• PROBLEM TO SOLVE: Only the number is wanted: count the lines in the data with "time" in them.

• RECORDS SUPPLIED:
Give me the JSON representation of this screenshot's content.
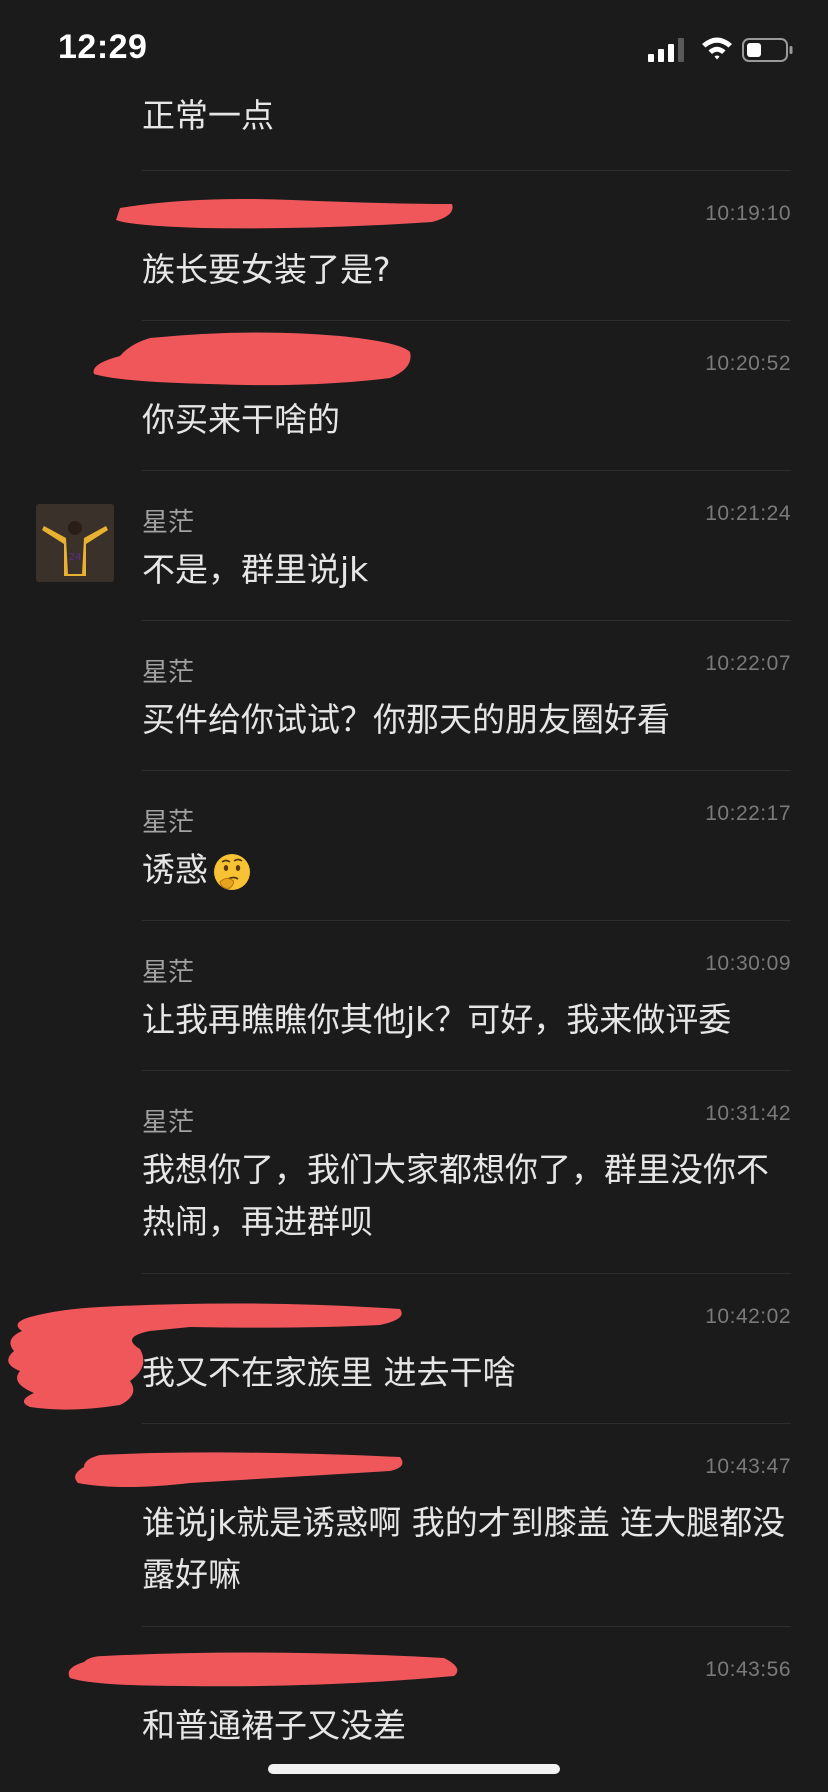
{
  "status_bar": {
    "time": "12:29",
    "signal_icon": "cellular-signal-icon",
    "wifi_icon": "wifi-icon",
    "battery_icon": "battery-icon"
  },
  "messages": [
    {
      "sender": "",
      "time": "",
      "text": "正常一点"
    },
    {
      "sender": "",
      "time": "10:19:10",
      "text": "族长要女装了是?"
    },
    {
      "sender": "",
      "time": "10:20:52",
      "text": "你买来干啥的"
    },
    {
      "sender": "星茫",
      "time": "10:21:24",
      "text": "不是，群里说jk"
    },
    {
      "sender": "星茫",
      "time": "10:22:07",
      "text": "买件给你试试？你那天的朋友圈好看"
    },
    {
      "sender": "星茫",
      "time": "10:22:17",
      "text": "诱惑"
    },
    {
      "sender": "星茫",
      "time": "10:30:09",
      "text": "让我再瞧瞧你其他jk？可好，我来做评委"
    },
    {
      "sender": "星茫",
      "time": "10:31:42",
      "text": "我想你了，我们大家都想你了，群里没你不热闹，再进群呗"
    },
    {
      "sender": "",
      "time": "10:42:02",
      "text": "我又不在家族里 进去干啥"
    },
    {
      "sender": "",
      "time": "10:43:47",
      "text": "谁说jk就是诱惑啊 我的才到膝盖 连大腿都没露好嘛"
    },
    {
      "sender": "",
      "time": "10:43:56",
      "text": "和普通裙子又没差"
    }
  ],
  "colors": {
    "background": "#1b1b1b",
    "redaction": "#f0575a",
    "text": "#e6e6e6",
    "meta": "#7a7a7a"
  }
}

• FULL RESPONSE: 12